GIVEN INSTRUCTION ->
List each line of the data in which the string "satellite" appears.

Dataset items ->
--- Start ---

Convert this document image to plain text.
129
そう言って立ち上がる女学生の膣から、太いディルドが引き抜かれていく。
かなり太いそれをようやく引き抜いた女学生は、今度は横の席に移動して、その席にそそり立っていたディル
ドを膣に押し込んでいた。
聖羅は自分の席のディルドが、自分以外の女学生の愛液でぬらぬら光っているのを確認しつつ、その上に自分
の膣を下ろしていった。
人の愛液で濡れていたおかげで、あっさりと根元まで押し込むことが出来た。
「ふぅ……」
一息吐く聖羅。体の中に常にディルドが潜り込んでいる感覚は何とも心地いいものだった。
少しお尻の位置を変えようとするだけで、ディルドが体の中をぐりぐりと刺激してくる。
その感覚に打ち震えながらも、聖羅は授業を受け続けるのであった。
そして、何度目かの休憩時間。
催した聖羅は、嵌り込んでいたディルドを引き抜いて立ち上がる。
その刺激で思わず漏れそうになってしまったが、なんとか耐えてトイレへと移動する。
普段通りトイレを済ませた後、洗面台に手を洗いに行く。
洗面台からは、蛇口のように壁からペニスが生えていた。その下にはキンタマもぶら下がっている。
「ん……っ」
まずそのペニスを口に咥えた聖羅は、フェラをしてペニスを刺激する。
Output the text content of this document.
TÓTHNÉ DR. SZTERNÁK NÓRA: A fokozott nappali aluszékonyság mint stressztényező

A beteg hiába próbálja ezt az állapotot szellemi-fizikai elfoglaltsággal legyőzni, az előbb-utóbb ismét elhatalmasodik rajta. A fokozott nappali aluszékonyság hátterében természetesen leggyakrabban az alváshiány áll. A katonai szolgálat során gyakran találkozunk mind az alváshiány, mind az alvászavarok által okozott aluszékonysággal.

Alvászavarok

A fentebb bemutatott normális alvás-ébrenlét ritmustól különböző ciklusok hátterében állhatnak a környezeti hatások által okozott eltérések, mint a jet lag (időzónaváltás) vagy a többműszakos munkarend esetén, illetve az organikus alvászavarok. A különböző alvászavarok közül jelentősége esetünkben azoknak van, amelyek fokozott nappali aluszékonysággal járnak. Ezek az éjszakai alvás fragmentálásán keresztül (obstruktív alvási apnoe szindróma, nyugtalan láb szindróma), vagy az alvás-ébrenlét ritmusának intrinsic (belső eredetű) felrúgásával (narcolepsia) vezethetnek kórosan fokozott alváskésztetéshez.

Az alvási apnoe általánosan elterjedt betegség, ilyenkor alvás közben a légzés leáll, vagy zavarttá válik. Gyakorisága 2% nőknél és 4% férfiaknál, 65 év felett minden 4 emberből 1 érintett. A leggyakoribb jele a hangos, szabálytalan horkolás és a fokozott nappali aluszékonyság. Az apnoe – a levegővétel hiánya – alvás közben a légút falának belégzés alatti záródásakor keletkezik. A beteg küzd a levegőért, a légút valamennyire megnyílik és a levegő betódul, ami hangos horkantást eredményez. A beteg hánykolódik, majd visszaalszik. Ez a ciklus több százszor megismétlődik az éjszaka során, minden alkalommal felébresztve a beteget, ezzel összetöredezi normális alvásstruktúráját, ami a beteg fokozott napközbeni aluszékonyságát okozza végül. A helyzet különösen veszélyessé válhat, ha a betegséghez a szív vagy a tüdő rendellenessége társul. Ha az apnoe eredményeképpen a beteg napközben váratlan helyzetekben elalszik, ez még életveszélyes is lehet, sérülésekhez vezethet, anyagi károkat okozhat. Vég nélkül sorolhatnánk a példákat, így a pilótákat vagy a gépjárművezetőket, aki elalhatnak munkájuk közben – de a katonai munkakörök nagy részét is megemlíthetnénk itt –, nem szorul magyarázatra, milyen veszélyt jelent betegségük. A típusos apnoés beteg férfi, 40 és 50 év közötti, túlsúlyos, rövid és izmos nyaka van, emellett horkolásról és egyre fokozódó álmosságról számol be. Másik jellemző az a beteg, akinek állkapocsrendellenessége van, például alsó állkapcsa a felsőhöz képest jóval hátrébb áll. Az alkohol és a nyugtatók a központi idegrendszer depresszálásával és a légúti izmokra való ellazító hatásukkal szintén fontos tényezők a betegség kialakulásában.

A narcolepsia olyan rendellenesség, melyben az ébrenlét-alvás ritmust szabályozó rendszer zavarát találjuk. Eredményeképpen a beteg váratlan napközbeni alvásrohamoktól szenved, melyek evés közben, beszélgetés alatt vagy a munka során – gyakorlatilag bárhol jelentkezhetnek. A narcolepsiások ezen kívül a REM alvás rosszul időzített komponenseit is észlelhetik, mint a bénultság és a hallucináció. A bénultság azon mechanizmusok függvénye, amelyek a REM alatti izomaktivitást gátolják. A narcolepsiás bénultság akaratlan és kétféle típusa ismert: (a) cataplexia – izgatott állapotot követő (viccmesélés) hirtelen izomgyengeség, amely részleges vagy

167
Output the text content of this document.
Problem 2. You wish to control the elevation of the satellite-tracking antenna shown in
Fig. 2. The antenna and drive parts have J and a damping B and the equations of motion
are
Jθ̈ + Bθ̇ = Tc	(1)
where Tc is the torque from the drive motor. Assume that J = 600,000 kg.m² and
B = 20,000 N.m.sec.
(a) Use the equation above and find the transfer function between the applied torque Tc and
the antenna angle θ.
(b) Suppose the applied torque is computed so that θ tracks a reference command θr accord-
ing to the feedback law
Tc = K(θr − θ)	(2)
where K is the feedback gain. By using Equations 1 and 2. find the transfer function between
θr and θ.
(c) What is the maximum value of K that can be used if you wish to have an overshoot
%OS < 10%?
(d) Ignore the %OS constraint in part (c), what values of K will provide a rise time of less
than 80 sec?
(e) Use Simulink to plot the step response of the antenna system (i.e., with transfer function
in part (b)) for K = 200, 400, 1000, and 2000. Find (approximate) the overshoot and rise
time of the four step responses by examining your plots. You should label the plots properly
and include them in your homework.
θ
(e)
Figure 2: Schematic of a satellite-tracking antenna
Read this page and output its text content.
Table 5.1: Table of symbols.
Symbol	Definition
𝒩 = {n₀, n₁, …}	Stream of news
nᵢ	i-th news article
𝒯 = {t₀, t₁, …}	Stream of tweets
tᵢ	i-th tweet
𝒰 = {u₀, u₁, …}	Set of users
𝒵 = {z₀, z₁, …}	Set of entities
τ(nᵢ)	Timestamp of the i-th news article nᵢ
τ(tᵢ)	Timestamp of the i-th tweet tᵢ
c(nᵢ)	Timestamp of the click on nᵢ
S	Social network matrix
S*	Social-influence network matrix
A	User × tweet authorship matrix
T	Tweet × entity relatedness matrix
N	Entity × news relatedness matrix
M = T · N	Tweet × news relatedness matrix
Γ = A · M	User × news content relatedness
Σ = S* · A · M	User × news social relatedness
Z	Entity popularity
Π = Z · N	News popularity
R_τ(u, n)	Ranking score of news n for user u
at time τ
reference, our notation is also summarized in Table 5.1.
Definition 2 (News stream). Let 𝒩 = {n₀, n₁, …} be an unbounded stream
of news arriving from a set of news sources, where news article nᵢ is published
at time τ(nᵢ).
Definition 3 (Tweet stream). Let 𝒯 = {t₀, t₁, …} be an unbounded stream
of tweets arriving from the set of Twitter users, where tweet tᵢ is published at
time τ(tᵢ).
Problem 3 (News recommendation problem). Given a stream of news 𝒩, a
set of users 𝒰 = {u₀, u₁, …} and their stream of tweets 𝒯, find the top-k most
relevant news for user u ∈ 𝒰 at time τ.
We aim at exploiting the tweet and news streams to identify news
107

--- End ---

ANSWER TO THIS PROBLEM ->
Problem 2. You wish to control the elevation of the satellite-tracking antenna shown in
Figure 2: Schematic of a satellite-tracking antenna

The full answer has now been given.